— START OF MATERIAL FOR THIS EXERCISE —

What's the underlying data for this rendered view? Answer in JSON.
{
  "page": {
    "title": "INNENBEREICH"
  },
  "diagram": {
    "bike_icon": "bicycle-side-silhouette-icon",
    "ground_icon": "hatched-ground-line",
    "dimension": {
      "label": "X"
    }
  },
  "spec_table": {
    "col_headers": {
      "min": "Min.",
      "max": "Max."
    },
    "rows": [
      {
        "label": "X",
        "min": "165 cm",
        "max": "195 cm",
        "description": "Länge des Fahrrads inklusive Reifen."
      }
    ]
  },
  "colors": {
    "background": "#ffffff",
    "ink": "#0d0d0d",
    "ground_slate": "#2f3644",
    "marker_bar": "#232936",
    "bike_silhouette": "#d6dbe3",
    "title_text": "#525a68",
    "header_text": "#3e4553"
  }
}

— END OF MATERIAL FOR THIS EXERCISE —
— START OF MATERIAL FOR THIS EXERCISE —

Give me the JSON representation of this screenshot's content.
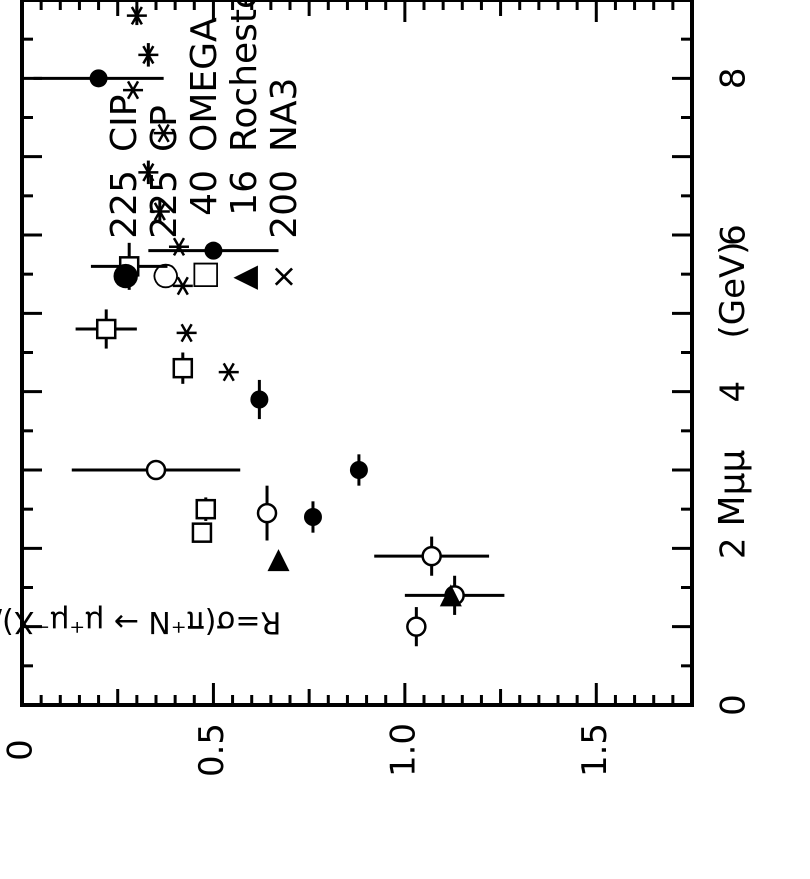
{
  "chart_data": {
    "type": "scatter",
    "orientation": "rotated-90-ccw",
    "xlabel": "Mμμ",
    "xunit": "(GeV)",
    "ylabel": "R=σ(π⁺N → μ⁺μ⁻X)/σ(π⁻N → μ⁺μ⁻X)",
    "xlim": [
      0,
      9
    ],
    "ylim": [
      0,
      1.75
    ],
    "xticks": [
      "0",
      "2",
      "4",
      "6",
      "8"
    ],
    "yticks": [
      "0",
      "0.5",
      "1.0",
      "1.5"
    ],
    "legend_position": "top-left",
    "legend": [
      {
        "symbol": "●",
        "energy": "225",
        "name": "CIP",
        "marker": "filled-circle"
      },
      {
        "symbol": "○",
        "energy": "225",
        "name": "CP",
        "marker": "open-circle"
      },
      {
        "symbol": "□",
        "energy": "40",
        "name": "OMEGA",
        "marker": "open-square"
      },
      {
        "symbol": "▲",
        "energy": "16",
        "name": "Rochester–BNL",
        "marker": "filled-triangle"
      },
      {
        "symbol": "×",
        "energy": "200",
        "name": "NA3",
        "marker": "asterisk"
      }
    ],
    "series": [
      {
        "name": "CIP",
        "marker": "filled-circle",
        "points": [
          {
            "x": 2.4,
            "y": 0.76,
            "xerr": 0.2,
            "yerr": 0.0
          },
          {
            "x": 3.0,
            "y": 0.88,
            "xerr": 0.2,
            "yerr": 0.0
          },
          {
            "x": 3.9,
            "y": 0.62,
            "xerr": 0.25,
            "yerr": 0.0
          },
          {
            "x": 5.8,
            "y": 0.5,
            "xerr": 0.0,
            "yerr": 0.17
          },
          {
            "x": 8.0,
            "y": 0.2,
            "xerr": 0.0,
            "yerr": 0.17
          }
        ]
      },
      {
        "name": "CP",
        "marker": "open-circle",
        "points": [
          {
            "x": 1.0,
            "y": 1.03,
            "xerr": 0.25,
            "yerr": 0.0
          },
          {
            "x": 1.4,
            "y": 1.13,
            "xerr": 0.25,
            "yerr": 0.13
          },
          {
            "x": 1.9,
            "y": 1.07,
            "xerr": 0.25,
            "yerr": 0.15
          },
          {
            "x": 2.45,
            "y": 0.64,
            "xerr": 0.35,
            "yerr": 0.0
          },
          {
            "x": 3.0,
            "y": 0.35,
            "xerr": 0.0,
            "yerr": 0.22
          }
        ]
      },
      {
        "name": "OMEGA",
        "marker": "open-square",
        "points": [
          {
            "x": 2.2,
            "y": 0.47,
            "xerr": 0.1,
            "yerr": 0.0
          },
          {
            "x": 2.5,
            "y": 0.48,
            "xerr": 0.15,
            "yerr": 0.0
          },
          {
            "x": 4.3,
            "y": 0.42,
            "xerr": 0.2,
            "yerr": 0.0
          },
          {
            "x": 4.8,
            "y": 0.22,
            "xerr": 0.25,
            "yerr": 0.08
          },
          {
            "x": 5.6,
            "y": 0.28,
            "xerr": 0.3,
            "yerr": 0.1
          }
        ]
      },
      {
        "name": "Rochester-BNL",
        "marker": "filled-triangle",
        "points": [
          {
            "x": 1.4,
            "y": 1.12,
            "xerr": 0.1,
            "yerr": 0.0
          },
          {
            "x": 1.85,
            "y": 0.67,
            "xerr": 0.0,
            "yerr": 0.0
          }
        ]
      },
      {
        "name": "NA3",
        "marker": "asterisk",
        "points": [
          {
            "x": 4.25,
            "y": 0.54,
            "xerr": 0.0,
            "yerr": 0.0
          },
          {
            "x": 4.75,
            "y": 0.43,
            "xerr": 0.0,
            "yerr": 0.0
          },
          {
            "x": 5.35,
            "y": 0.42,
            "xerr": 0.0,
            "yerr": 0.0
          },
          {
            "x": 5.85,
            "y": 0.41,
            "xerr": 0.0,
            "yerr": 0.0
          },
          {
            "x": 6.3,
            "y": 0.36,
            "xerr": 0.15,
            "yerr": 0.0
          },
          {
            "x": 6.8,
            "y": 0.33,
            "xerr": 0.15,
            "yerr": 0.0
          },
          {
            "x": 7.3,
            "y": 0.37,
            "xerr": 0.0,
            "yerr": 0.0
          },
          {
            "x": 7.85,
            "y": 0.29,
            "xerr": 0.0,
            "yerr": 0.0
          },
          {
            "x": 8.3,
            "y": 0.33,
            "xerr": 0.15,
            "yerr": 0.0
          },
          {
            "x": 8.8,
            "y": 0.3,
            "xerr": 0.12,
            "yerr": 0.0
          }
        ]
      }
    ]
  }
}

— END OF MATERIAL FOR THIS EXERCISE —

* [TASK REQUIREMENTS]: List every line above containing the word "circle".

* [WRITTEN REPLY]:
        "marker": "filled-circle"
        "marker": "open-circle"
        "marker": "filled-circle",
        "marker": "open-circle",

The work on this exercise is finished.